**AIM OF THE EXERCISE**. Give back the whole listing exactly as shown.

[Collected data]
= = = = =

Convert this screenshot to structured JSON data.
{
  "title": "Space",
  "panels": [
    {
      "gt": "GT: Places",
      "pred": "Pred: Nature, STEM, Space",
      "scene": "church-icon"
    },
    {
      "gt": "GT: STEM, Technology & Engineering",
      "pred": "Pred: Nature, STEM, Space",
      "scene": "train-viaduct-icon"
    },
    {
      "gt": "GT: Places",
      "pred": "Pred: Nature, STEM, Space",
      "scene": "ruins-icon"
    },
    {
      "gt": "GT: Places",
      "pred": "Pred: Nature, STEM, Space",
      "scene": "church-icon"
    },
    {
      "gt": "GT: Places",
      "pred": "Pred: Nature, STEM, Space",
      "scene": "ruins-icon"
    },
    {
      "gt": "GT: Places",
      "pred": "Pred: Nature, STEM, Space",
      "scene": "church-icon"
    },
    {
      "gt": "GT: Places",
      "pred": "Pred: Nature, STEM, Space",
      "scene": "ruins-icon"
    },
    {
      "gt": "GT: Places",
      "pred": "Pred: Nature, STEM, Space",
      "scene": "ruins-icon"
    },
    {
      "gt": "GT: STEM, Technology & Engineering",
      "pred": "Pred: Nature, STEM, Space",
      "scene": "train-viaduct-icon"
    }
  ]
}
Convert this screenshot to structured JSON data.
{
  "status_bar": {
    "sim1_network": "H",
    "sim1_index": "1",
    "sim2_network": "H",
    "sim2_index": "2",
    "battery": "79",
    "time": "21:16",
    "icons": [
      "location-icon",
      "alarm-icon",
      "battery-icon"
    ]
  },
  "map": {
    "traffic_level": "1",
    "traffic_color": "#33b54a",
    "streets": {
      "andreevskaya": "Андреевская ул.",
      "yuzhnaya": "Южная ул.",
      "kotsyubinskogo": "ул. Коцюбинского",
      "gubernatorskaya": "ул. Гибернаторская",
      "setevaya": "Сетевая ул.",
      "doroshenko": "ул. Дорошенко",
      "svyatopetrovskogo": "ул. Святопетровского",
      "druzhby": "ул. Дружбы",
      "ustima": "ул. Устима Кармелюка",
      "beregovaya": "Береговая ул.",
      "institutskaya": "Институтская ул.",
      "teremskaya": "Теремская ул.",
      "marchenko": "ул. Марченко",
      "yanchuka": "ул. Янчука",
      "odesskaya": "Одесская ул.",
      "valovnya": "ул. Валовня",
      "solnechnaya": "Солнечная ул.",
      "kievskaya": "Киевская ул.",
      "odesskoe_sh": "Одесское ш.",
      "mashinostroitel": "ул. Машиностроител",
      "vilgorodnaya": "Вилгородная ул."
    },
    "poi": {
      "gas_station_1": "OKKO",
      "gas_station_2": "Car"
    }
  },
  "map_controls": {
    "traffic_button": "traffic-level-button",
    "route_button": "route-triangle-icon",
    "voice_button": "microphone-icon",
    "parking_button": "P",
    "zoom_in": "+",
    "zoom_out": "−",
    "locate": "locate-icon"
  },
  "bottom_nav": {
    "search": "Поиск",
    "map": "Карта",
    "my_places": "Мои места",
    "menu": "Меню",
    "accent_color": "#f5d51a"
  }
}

= = = = =

**SOLUTION TO THE EXERCISE**.
Convert this screenshot to structured JSON data.
{
  "title": "Space",
  "panels": [
    {
      "gt": "GT: Places",
      "pred": "Pred: Nature, STEM, Space",
      "scene": "church-icon"
    },
    {
      "gt": "GT: STEM, Technology & Engineering",
      "pred": "Pred: Nature, STEM, Space",
      "scene": "train-viaduct-icon"
    },
    {
      "gt": "GT: Places",
      "pred": "Pred: Nature, STEM, Space",
      "scene": "ruins-icon"
    },
    {
      "gt": "GT: Places",
      "pred": "Pred: Nature, STEM, Space",
      "scene": "church-icon"
    },
    {
      "gt": "GT: Places",
      "pred": "Pred: Nature, STEM, Space",
      "scene": "ruins-icon"
    },
    {
      "gt": "GT: Places",
      "pred": "Pred: Nature, STEM, Space",
      "scene": "church-icon"
    },
    {
      "gt": "GT: Places",
      "pred": "Pred: Nature, STEM, Space",
      "scene": "ruins-icon"
    },
    {
      "gt": "GT: Places",
      "pred": "Pred: Nature, STEM, Space",
      "scene": "ruins-icon"
    },
    {
      "gt": "GT: STEM, Technology & Engineering",
      "pred": "Pred: Nature, STEM, Space",
      "scene": "train-viaduct-icon"
    }
  ]
}
Convert this screenshot to structured JSON data.
{
  "status_bar": {
    "sim1_network": "H",
    "sim1_index": "1",
    "sim2_network": "H",
    "sim2_index": "2",
    "battery": "79",
    "time": "21:16",
    "icons": [
      "location-icon",
      "alarm-icon",
      "battery-icon"
    ]
  },
  "map": {
    "traffic_level": "1",
    "traffic_color": "#33b54a",
    "streets": {
      "andreevskaya": "Андреевская ул.",
      "yuzhnaya": "Южная ул.",
      "kotsyubinskogo": "ул. Коцюбинского",
      "gubernatorskaya": "ул. Гибернаторская",
      "setevaya": "Сетевая ул.",
      "doroshenko": "ул. Дорошенко",
      "svyatopetrovskogo": "ул. Святопетровского",
      "druzhby": "ул. Дружбы",
      "ustima": "ул. Устима Кармелюка",
      "beregovaya": "Береговая ул.",
      "institutskaya": "Институтская ул.",
      "teremskaya": "Теремская ул.",
      "marchenko": "ул. Марченко",
      "yanchuka": "ул. Янчука",
      "odesskaya": "Одесская ул.",
      "valovnya": "ул. Валовня",
      "solnechnaya": "Солнечная ул.",
      "kievskaya": "Киевская ул.",
      "odesskoe_sh": "Одесское ш.",
      "mashinostroitel": "ул. Машиностроител",
      "vilgorodnaya": "Вилгородная ул."
    },
    "poi": {
      "gas_station_1": "OKKO",
      "gas_station_2": "Car"
    }
  },
  "map_controls": {
    "traffic_button": "traffic-level-button",
    "route_button": "route-triangle-icon",
    "voice_button": "microphone-icon",
    "parking_button": "P",
    "zoom_in": "+",
    "zoom_out": "−",
    "locate": "locate-icon"
  },
  "bottom_nav": {
    "search": "Поиск",
    "map": "Карта",
    "my_places": "Мои места",
    "menu": "Меню",
    "accent_color": "#f5d51a"
  }
}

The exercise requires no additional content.